(EXERCISE DETAILS) Rewrite the stretch of the listing from the line containing "for every button, label, input, icon, or" through the line containing "math-natural: 1, 2, … xyxy=(236,81,320,108)" as a two-column CSV with the headers request and answer, one row per request. Put each request and its answer in a single quoted field, replacing line breaks with spaces.

(DATA LISTING)
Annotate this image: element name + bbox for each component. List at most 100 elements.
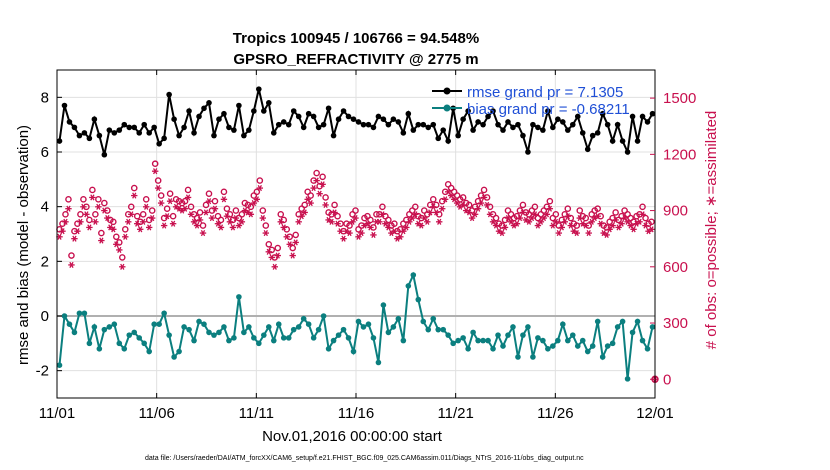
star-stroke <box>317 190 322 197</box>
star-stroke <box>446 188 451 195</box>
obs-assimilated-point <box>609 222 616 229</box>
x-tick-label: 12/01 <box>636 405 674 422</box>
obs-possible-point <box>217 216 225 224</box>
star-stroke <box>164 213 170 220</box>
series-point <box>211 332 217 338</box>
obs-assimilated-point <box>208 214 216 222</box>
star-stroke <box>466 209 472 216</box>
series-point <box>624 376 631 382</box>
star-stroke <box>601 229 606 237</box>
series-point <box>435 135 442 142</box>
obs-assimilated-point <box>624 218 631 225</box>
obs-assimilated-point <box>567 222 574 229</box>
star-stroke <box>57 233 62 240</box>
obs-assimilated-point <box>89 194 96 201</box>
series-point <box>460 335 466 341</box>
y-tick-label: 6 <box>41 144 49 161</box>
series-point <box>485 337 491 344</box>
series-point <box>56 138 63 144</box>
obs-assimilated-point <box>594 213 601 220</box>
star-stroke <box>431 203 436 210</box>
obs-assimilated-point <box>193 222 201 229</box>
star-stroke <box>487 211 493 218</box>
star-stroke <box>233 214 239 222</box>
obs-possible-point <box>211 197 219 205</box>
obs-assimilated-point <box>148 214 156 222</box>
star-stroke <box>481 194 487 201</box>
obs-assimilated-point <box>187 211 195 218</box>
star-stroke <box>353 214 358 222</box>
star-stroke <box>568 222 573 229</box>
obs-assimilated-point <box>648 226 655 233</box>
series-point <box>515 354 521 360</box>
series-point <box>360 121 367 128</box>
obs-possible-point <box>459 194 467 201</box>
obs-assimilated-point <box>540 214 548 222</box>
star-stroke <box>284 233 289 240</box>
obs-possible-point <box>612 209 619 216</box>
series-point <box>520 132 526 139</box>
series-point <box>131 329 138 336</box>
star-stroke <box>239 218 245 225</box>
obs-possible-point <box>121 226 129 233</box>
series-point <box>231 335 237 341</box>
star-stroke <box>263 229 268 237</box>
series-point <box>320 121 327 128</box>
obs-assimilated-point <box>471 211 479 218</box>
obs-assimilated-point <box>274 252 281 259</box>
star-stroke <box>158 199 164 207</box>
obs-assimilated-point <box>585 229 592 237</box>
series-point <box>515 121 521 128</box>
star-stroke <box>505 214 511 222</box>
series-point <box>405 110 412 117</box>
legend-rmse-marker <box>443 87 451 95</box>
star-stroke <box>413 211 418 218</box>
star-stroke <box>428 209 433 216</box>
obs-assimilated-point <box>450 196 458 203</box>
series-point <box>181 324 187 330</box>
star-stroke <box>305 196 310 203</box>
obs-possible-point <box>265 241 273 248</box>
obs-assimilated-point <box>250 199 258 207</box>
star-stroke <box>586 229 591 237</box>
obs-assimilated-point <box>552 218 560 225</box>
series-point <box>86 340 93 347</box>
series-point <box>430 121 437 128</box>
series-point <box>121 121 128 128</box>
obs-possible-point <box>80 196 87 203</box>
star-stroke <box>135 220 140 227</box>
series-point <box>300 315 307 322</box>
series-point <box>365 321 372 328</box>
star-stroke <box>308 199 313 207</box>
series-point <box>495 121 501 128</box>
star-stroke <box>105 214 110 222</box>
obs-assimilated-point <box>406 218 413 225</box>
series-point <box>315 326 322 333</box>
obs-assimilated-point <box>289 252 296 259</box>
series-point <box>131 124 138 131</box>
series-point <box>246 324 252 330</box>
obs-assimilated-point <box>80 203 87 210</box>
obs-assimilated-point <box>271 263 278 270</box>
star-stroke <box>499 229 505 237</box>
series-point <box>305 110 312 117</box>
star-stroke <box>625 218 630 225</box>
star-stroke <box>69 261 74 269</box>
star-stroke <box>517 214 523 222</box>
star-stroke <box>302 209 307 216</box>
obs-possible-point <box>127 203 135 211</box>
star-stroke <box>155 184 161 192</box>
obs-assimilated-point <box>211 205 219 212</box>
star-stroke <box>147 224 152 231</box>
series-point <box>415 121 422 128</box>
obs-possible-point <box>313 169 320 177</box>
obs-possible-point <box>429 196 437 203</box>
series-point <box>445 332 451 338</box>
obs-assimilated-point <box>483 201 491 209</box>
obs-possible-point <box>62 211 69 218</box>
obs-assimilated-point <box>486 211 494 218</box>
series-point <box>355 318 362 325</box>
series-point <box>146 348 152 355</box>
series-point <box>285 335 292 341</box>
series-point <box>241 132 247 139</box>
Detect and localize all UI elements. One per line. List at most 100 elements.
==
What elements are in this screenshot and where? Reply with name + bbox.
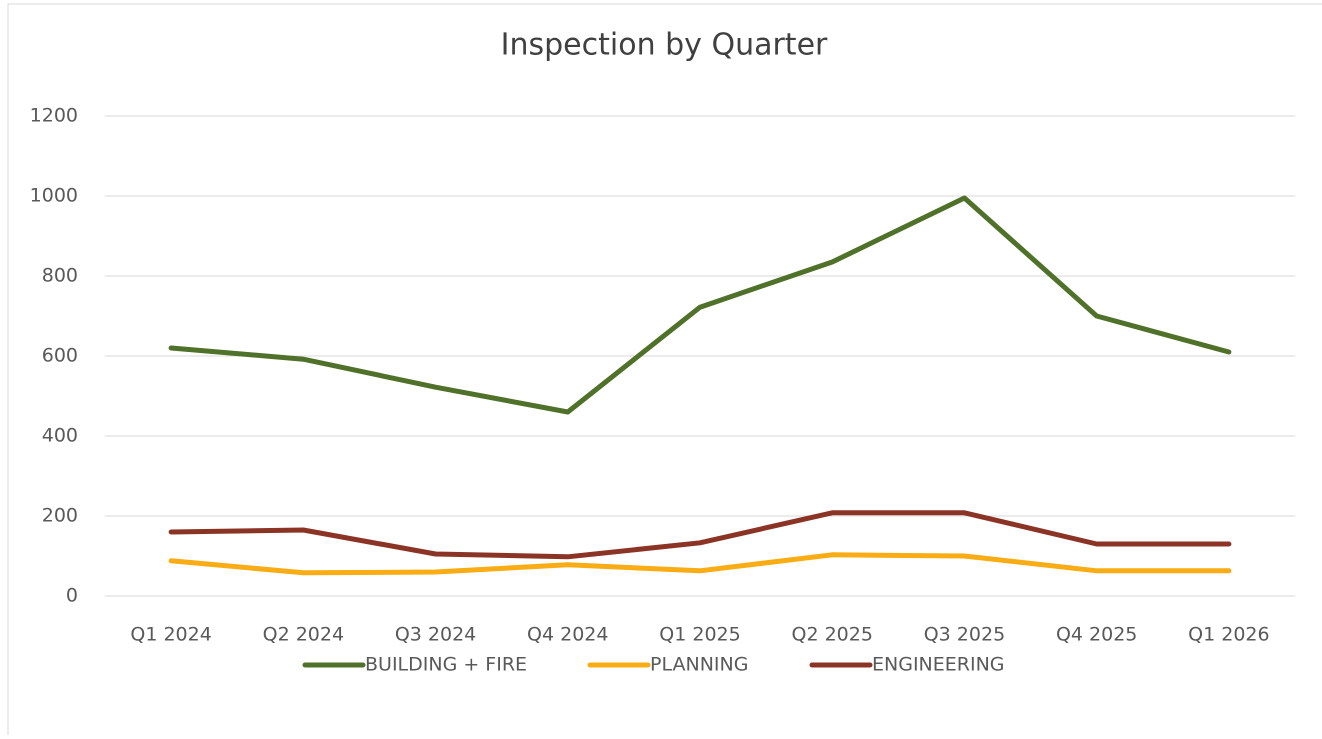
...
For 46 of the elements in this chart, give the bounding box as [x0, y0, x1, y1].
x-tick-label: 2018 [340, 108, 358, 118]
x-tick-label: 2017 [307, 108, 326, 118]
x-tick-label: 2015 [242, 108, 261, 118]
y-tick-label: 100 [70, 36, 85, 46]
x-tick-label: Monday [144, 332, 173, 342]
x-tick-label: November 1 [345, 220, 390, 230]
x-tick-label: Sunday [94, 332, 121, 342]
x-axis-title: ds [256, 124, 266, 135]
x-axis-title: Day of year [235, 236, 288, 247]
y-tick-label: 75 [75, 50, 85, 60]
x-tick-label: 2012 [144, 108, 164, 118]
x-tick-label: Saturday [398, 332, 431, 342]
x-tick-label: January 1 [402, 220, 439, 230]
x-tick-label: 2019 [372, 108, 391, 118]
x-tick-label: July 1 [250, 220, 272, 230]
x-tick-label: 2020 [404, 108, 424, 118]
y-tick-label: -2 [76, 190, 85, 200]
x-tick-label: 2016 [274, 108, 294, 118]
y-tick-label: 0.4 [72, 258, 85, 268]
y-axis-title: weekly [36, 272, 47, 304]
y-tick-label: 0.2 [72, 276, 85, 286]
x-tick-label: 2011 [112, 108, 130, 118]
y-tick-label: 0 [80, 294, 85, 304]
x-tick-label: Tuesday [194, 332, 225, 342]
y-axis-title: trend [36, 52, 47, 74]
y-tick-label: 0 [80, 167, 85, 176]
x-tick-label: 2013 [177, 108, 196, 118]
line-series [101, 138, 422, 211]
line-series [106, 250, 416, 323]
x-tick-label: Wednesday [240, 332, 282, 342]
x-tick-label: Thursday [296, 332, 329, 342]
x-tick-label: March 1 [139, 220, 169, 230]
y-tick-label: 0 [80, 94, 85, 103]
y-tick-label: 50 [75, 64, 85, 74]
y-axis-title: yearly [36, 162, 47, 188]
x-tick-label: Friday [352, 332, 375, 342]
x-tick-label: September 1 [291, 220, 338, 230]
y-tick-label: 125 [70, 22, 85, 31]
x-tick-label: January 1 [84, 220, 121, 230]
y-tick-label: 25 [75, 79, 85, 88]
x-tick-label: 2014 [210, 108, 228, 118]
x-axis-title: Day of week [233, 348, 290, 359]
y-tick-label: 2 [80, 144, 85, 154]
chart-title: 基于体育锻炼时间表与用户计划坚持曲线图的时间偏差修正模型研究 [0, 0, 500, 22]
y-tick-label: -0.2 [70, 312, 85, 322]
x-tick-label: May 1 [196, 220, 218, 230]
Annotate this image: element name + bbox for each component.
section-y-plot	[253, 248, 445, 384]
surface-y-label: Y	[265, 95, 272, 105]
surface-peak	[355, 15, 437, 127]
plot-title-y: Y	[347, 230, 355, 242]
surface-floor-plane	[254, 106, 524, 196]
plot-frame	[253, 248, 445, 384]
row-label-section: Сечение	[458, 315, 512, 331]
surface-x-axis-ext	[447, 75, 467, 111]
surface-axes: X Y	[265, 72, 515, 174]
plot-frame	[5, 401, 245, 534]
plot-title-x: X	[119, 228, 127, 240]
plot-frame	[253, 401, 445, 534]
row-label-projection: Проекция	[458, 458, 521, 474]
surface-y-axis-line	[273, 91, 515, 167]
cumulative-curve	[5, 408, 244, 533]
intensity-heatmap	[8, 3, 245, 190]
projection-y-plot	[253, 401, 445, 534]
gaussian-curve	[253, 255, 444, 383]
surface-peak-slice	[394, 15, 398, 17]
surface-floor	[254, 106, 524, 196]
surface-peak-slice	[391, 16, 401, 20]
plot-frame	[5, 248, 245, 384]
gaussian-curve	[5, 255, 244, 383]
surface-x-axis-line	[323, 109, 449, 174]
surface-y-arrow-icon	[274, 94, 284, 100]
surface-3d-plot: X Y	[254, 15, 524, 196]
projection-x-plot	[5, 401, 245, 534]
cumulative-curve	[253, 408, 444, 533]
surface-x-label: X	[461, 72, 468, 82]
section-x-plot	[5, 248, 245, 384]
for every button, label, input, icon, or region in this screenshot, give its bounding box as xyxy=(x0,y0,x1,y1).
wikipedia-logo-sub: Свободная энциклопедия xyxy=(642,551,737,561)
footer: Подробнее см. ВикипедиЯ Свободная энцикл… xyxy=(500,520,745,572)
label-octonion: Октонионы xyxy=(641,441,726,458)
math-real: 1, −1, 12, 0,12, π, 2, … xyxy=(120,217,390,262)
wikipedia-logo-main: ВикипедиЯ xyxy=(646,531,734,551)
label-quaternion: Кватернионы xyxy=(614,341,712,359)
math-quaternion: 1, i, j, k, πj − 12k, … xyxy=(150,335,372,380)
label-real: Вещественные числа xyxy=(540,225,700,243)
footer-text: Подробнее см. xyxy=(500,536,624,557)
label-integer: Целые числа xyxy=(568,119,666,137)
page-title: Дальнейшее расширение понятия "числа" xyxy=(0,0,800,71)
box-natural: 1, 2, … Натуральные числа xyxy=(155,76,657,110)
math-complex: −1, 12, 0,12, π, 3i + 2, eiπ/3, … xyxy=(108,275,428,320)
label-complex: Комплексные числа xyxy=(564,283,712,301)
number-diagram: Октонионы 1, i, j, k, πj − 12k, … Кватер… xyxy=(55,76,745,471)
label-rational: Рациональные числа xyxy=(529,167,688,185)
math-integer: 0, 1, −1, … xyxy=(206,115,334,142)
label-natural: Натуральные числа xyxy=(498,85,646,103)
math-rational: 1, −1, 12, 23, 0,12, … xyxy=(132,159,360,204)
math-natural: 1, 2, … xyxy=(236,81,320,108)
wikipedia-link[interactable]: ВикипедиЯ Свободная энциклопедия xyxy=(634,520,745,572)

(RESULT OF THIS EXERCISE)
request,answer
"for every button, label, input, icon, or region in this screenshot, give its bounding box as xyxy=(x0,y0,x1,y1).","wikipedia-logo-sub: Свободная энциклопедия xyxy=(642,551,737,561) footer: Подробнее см. ВикипедиЯ Свободная энцикл… xyxy=(500,520,745,572) label-octonion: Октонионы xyxy=(641,441,726,458) math-real: 1, −1, 12, 0,12, π, 2, … xyxy=(120,217,390,262) wikipedia-logo-main: ВикипедиЯ xyxy=(646,531,734,551) label-quaternion: Кватернионы xyxy=(614,341,712,359) math-quaternion: 1, i, j, k, πj − 12k, … xyxy=(150,335,372,380) label-real: Вещественные числа xyxy=(540,225,700,243) footer-text: Подробнее см. xyxy=(500,536,624,557) label-integer: Целые числа xyxy=(568,119,666,137) page-title: Дальнейшее расширение понятия ""числа"" xyxy=(0,0,800,71) box-natural: 1, 2, … Натуральные числа xyxy=(155,76,657,110) math-complex: −1, 12, 0,12, π, 3i + 2, eiπ/3, … xyxy=(108,275,428,320) label-complex: Комплексные числа xyxy=(564,283,712,301) number-diagram: Октонионы 1, i, j, k, πj − 12k, … Кватер… xyxy=(55,76,745,471) label-rational: Рациональные числа xyxy=(529,167,688,185) math-integer: 0, 1, −1, … xyxy=(206,115,334,142) label-natural: Натуральные числа xyxy=(498,85,646,103) math-rational: 1, −1, 12, 23, 0,12, … xyxy=(132,159,360,204) math-natural: 1, 2, … xyxy=(236,81,320,108)"